··· Dataset entries

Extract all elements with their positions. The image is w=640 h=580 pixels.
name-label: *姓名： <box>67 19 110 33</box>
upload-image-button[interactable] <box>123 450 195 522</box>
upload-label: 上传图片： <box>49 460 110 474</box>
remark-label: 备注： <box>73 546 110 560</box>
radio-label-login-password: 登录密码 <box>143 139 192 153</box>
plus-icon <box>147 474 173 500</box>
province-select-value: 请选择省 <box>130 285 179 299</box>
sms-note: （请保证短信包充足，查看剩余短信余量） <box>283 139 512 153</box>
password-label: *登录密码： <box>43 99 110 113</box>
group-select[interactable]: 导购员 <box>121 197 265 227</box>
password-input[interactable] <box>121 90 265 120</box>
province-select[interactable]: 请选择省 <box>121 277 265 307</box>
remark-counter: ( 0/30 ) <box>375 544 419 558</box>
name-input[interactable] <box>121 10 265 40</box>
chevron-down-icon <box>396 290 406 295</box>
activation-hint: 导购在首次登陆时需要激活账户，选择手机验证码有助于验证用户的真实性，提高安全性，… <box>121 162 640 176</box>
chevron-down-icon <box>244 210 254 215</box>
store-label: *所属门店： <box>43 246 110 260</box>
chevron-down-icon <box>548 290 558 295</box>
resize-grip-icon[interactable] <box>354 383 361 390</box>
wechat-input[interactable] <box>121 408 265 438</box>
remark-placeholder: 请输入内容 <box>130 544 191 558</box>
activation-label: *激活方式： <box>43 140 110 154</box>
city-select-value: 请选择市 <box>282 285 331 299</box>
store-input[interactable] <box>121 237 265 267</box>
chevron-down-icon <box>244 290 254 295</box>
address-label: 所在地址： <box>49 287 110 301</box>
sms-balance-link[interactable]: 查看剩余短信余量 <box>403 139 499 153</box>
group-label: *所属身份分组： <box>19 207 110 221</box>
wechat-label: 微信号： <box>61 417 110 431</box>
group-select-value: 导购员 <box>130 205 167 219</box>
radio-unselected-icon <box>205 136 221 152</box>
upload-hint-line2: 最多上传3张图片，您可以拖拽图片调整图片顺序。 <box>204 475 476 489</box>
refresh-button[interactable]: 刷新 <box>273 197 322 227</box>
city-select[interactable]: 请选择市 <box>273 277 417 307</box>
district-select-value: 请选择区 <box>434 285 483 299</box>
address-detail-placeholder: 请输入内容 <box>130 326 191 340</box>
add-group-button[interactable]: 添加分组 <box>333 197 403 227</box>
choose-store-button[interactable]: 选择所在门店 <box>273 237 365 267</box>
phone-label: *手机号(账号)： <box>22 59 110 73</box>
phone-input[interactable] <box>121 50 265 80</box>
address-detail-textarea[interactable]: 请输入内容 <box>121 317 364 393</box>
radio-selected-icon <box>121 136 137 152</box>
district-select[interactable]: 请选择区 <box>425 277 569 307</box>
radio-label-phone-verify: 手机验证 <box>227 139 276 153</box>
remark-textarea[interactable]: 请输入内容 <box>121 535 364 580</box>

······

Please write out each line of the data above again, unchanged and in the same order.

→ Written answer:
Extract all elements with their positions. The image is w=640 h=580 pixels.
name-label: *姓名： <box>67 19 110 33</box>
upload-image-button[interactable] <box>123 450 195 522</box>
upload-label: 上传图片： <box>49 460 110 474</box>
remark-label: 备注： <box>73 546 110 560</box>
radio-label-login-password: 登录密码 <box>143 139 192 153</box>
plus-icon <box>147 474 173 500</box>
province-select-value: 请选择省 <box>130 285 179 299</box>
sms-note: （请保证短信包充足，查看剩余短信余量） <box>283 139 512 153</box>
password-label: *登录密码： <box>43 99 110 113</box>
group-select[interactable]: 导购员 <box>121 197 265 227</box>
password-input[interactable] <box>121 90 265 120</box>
province-select[interactable]: 请选择省 <box>121 277 265 307</box>
remark-counter: ( 0/30 ) <box>375 544 419 558</box>
name-input[interactable] <box>121 10 265 40</box>
chevron-down-icon <box>396 290 406 295</box>
activation-hint: 导购在首次登陆时需要激活账户，选择手机验证码有助于验证用户的真实性，提高安全性，… <box>121 162 640 176</box>
chevron-down-icon <box>244 210 254 215</box>
store-label: *所属门店： <box>43 246 110 260</box>
chevron-down-icon <box>548 290 558 295</box>
resize-grip-icon[interactable] <box>354 383 361 390</box>
wechat-input[interactable] <box>121 408 265 438</box>
remark-placeholder: 请输入内容 <box>130 544 191 558</box>
activation-label: *激活方式： <box>43 140 110 154</box>
city-select-value: 请选择市 <box>282 285 331 299</box>
store-input[interactable] <box>121 237 265 267</box>
chevron-down-icon <box>244 290 254 295</box>
address-label: 所在地址： <box>49 287 110 301</box>
sms-balance-link[interactable]: 查看剩余短信余量 <box>403 139 499 153</box>
group-label: *所属身份分组： <box>19 207 110 221</box>
wechat-label: 微信号： <box>61 417 110 431</box>
group-select-value: 导购员 <box>130 205 167 219</box>
radio-unselected-icon <box>205 136 221 152</box>
upload-hint-line2: 最多上传3张图片，您可以拖拽图片调整图片顺序。 <box>204 475 476 489</box>
refresh-button[interactable]: 刷新 <box>273 197 322 227</box>
city-select[interactable]: 请选择市 <box>273 277 417 307</box>
district-select-value: 请选择区 <box>434 285 483 299</box>
address-detail-placeholder: 请输入内容 <box>130 326 191 340</box>
add-group-button[interactable]: 添加分组 <box>333 197 403 227</box>
choose-store-button[interactable]: 选择所在门店 <box>273 237 365 267</box>
phone-label: *手机号(账号)： <box>22 59 110 73</box>
phone-input[interactable] <box>121 50 265 80</box>
address-detail-textarea[interactable]: 请输入内容 <box>121 317 364 393</box>
radio-selected-icon <box>121 136 137 152</box>
district-select[interactable]: 请选择区 <box>425 277 569 307</box>
radio-label-phone-verify: 手机验证 <box>227 139 276 153</box>
remark-textarea[interactable]: 请输入内容 <box>121 535 364 580</box>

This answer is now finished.